--- Begin Data supplied ---
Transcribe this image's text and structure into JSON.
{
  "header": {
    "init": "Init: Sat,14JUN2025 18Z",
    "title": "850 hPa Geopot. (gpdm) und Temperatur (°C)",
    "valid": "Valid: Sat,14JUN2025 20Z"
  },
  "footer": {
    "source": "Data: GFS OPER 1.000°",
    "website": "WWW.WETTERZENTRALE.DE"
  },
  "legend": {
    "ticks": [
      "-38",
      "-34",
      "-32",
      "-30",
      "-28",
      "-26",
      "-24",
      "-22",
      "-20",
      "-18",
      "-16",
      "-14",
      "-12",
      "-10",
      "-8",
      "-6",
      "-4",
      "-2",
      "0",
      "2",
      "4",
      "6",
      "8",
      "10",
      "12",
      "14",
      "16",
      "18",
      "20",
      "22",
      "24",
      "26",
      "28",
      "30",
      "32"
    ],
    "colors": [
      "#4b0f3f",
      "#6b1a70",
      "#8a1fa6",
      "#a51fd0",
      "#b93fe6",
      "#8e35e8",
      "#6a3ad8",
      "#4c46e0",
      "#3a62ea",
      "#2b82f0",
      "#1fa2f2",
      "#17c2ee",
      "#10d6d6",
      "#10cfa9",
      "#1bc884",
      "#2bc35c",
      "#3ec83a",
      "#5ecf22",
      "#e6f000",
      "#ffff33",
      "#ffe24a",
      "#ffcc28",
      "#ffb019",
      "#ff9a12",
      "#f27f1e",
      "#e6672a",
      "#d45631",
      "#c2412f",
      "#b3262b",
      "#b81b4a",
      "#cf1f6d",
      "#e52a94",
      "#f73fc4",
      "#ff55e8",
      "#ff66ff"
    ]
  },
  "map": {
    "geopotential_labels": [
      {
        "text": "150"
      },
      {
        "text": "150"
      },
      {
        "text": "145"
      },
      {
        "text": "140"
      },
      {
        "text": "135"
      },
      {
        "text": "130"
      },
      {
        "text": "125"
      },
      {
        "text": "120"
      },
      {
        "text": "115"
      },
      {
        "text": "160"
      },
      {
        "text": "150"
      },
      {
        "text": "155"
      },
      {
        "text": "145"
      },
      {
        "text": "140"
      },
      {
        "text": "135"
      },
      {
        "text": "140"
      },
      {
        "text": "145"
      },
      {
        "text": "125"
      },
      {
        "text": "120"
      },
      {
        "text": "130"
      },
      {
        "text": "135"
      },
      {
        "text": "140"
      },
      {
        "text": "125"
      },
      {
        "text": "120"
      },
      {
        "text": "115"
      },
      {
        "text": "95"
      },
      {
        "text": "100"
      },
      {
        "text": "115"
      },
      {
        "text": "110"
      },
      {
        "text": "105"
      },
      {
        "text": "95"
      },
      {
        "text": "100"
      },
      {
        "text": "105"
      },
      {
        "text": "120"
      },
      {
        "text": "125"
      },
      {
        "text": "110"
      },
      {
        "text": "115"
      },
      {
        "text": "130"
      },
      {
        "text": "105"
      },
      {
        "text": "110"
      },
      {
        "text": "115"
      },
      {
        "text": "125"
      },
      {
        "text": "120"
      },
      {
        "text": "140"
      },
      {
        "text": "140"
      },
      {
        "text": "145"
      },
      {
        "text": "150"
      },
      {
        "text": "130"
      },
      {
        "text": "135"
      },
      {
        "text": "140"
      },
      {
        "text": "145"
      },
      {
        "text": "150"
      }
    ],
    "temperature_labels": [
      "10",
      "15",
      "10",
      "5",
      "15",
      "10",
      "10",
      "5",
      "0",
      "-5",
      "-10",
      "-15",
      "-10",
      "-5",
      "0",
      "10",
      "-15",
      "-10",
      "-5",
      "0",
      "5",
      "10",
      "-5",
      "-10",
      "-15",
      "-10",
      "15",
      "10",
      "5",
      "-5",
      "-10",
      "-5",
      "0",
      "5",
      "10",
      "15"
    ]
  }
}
--- End Data supplied ---
• To be done: Return each line of the records above exactly as it reads.

• Full answer:
Transcribe this image's text and structure into JSON.
{
  "header": {
    "init": "Init: Sat,14JUN2025 18Z",
    "title": "850 hPa Geopot. (gpdm) und Temperatur (°C)",
    "valid": "Valid: Sat,14JUN2025 20Z"
  },
  "footer": {
    "source": "Data: GFS OPER 1.000°",
    "website": "WWW.WETTERZENTRALE.DE"
  },
  "legend": {
    "ticks": [
      "-38",
      "-34",
      "-32",
      "-30",
      "-28",
      "-26",
      "-24",
      "-22",
      "-20",
      "-18",
      "-16",
      "-14",
      "-12",
      "-10",
      "-8",
      "-6",
      "-4",
      "-2",
      "0",
      "2",
      "4",
      "6",
      "8",
      "10",
      "12",
      "14",
      "16",
      "18",
      "20",
      "22",
      "24",
      "26",
      "28",
      "30",
      "32"
    ],
    "colors": [
      "#4b0f3f",
      "#6b1a70",
      "#8a1fa6",
      "#a51fd0",
      "#b93fe6",
      "#8e35e8",
      "#6a3ad8",
      "#4c46e0",
      "#3a62ea",
      "#2b82f0",
      "#1fa2f2",
      "#17c2ee",
      "#10d6d6",
      "#10cfa9",
      "#1bc884",
      "#2bc35c",
      "#3ec83a",
      "#5ecf22",
      "#e6f000",
      "#ffff33",
      "#ffe24a",
      "#ffcc28",
      "#ffb019",
      "#ff9a12",
      "#f27f1e",
      "#e6672a",
      "#d45631",
      "#c2412f",
      "#b3262b",
      "#b81b4a",
      "#cf1f6d",
      "#e52a94",
      "#f73fc4",
      "#ff55e8",
      "#ff66ff"
    ]
  },
  "map": {
    "geopotential_labels": [
      {
        "text": "150"
      },
      {
        "text": "150"
      },
      {
        "text": "145"
      },
      {
        "text": "140"
      },
      {
        "text": "135"
      },
      {
        "text": "130"
      },
      {
        "text": "125"
      },
      {
        "text": "120"
      },
      {
        "text": "115"
      },
      {
        "text": "160"
      },
      {
        "text": "150"
      },
      {
        "text": "155"
      },
      {
        "text": "145"
      },
      {
        "text": "140"
      },
      {
        "text": "135"
      },
      {
        "text": "140"
      },
      {
        "text": "145"
      },
      {
        "text": "125"
      },
      {
        "text": "120"
      },
      {
        "text": "130"
      },
      {
        "text": "135"
      },
      {
        "text": "140"
      },
      {
        "text": "125"
      },
      {
        "text": "120"
      },
      {
        "text": "115"
      },
      {
        "text": "95"
      },
      {
        "text": "100"
      },
      {
        "text": "115"
      },
      {
        "text": "110"
      },
      {
        "text": "105"
      },
      {
        "text": "95"
      },
      {
        "text": "100"
      },
      {
        "text": "105"
      },
      {
        "text": "120"
      },
      {
        "text": "125"
      },
      {
        "text": "110"
      },
      {
        "text": "115"
      },
      {
        "text": "130"
      },
      {
        "text": "105"
      },
      {
        "text": "110"
      },
      {
        "text": "115"
      },
      {
        "text": "125"
      },
      {
        "text": "120"
      },
      {
        "text": "140"
      },
      {
        "text": "140"
      },
      {
        "text": "145"
      },
      {
        "text": "150"
      },
      {
        "text": "130"
      },
      {
        "text": "135"
      },
      {
        "text": "140"
      },
      {
        "text": "145"
      },
      {
        "text": "150"
      }
    ],
    "temperature_labels": [
      "10",
      "15",
      "10",
      "5",
      "15",
      "10",
      "10",
      "5",
      "0",
      "-5",
      "-10",
      "-15",
      "-10",
      "-5",
      "0",
      "10",
      "-15",
      "-10",
      "-5",
      "0",
      "5",
      "10",
      "-5",
      "-10",
      "-15",
      "-10",
      "15",
      "10",
      "5",
      "-5",
      "-10",
      "-5",
      "0",
      "5",
      "10",
      "15"
    ]
  }
}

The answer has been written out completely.